Stored entries:

- - - -

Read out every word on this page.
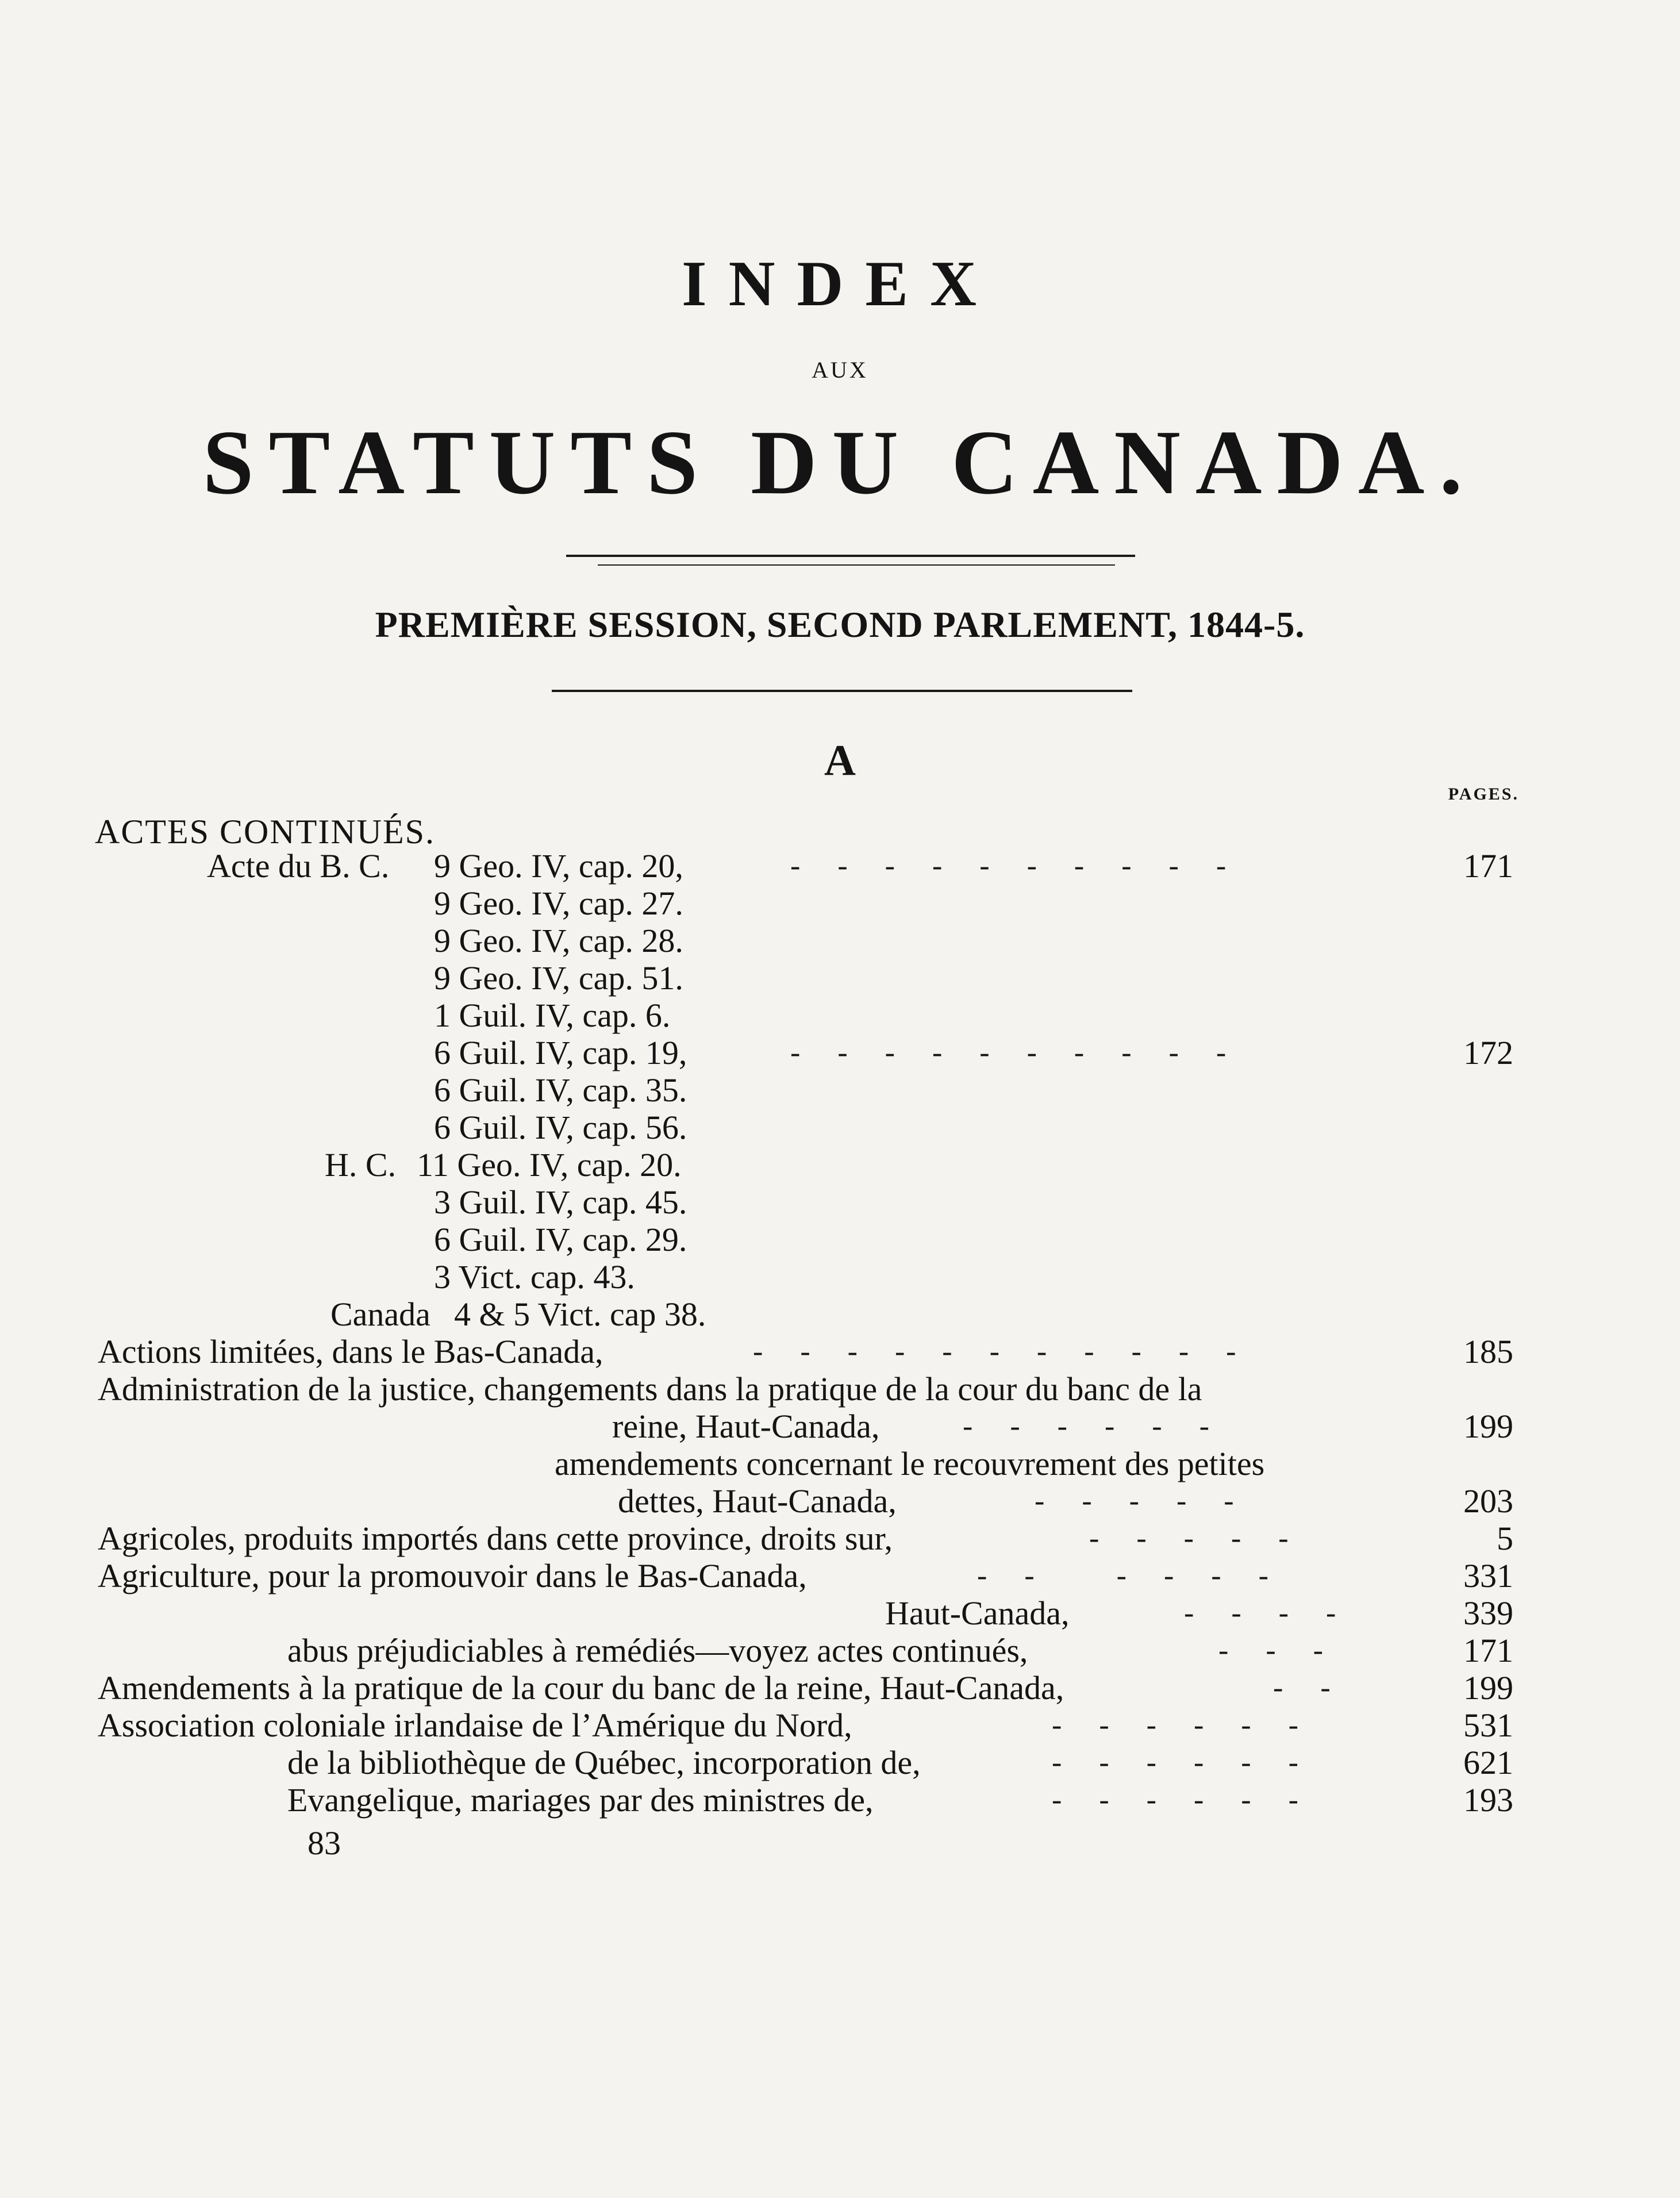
INDEX
AUX
STATUTS DU CANADA.
PREMIÈRE SESSION, SECOND PARLEMENT, 1844-5.
A
PAGES.
ACTES CONTINUÉS.
Acte du B. C. 9 Geo. IV, cap. 20,	-     -     -     -     -     -     -     -     -     -	171
9 Geo. IV, cap. 27.
9 Geo. IV, cap. 28.
9 Geo. IV, cap. 51.
1 Guil. IV, cap. 6.
6 Guil. IV, cap. 19,	-     -     -     -     -     -     -     -     -     -	172
6 Guil. IV, cap. 35.
6 Guil. IV, cap. 56.
H. C. 11 Geo. IV, cap. 20.
3 Guil. IV, cap. 45.
6 Guil. IV, cap. 29.
3 Vict. cap. 43.
Canada 4 & 5 Vict. cap 38.
Actions limitées, dans le Bas-Canada,	-     -     -     -     -     -     -     -     -     -     -	185
Administration de la justice, changements dans la pratique de la cour du banc de la
reine, Haut-Canada,	-     -     -     -     -     -	199
amendements concernant le recouvrement des petites
dettes, Haut-Canada,	-     -     -     -     -	203
Agricoles, produits importés dans cette province, droits sur,	-     -     -     -     -	5
Agriculture, pour la promouvoir dans le Bas-Canada,	-     -           -     -     -     -	331
Haut-Canada,	-     -     -     -	339
abus préjudiciables à remédiés—voyez actes continués,	-     -     -	171
Amendements à la pratique de la cour du banc de la reine, Haut-Canada,	-     -	199
Association coloniale irlandaise de l’Amérique du Nord,	-     -     -     -     -     -	531
de la bibliothèque de Québec, incorporation de,	-     -     -     -     -     -	621
Evangelique, mariages par des ministres de,	-     -     -     -     -     -	193
83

- - - -

## Task
Search the data for "cour". Copy every matching line.

## Exercise response
Administration de la justice, changements dans la pratique de la cour du banc de la
Amendements à la pratique de la cour du banc de la reine, Haut-Canada,	-     -	199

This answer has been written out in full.